--- START OF Task data ---

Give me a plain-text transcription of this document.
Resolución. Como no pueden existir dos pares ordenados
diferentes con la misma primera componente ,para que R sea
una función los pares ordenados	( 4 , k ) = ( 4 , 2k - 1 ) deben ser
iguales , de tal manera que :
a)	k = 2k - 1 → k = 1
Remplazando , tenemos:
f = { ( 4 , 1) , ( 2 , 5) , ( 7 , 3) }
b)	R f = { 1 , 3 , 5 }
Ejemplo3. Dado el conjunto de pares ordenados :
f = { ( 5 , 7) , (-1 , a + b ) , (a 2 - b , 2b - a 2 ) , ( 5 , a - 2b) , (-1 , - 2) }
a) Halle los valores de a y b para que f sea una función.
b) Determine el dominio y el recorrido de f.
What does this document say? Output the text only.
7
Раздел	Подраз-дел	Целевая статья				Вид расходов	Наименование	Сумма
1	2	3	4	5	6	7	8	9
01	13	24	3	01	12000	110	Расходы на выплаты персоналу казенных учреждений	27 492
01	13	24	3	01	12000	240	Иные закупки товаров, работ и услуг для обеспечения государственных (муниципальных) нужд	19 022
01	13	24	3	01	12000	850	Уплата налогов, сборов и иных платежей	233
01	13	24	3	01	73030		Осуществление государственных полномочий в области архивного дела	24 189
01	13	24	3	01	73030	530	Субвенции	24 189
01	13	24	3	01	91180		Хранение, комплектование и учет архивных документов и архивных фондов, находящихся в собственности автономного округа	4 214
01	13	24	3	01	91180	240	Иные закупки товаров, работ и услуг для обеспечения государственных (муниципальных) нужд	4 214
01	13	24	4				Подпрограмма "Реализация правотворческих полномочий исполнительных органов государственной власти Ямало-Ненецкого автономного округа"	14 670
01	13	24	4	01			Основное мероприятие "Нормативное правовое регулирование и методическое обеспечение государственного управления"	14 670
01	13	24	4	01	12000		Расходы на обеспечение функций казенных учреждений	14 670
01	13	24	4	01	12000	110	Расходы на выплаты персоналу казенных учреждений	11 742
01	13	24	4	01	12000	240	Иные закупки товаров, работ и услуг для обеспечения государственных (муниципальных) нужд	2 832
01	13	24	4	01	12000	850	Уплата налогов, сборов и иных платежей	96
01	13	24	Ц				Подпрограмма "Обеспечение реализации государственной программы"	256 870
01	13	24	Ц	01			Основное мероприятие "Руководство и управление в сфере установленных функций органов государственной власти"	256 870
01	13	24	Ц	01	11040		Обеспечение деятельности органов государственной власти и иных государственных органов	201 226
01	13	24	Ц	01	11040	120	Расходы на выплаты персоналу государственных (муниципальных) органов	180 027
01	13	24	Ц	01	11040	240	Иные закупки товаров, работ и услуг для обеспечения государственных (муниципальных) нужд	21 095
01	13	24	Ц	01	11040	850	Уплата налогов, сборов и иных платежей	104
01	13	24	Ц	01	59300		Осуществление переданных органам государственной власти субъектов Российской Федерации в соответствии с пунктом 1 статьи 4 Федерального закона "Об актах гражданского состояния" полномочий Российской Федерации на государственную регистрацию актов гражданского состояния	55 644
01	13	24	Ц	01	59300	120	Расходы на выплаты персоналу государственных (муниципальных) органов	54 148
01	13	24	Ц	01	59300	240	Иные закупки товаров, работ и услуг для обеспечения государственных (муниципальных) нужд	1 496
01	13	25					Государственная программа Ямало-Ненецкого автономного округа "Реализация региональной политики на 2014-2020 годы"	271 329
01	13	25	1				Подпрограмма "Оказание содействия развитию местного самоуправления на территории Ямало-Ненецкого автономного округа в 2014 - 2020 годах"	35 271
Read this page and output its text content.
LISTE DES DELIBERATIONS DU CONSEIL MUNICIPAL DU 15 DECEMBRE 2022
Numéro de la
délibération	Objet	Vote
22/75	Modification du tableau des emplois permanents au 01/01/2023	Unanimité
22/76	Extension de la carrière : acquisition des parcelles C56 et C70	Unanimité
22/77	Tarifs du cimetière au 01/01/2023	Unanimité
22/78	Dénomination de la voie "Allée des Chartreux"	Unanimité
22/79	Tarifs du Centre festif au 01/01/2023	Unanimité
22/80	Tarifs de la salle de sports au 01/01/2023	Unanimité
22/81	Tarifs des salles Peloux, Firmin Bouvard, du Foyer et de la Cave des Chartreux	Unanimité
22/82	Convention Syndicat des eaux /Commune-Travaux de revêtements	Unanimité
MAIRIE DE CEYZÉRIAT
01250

--- END OF Task data ---

Aim
Identify and list each line with the word "персоналу".

Result
01	13	24	3	01	12000	110	Расходы на выплаты персоналу казенных учреждений	27 492
01	13	24	4	01	12000	110	Расходы на выплаты персоналу казенных учреждений	11 742
01	13	24	Ц	01	11040	120	Расходы на выплаты персоналу государственных (муниципальных) органов	180 027
01	13	24	Ц	01	59300	120	Расходы на выплаты персоналу государственных (муниципальных) органов	54 148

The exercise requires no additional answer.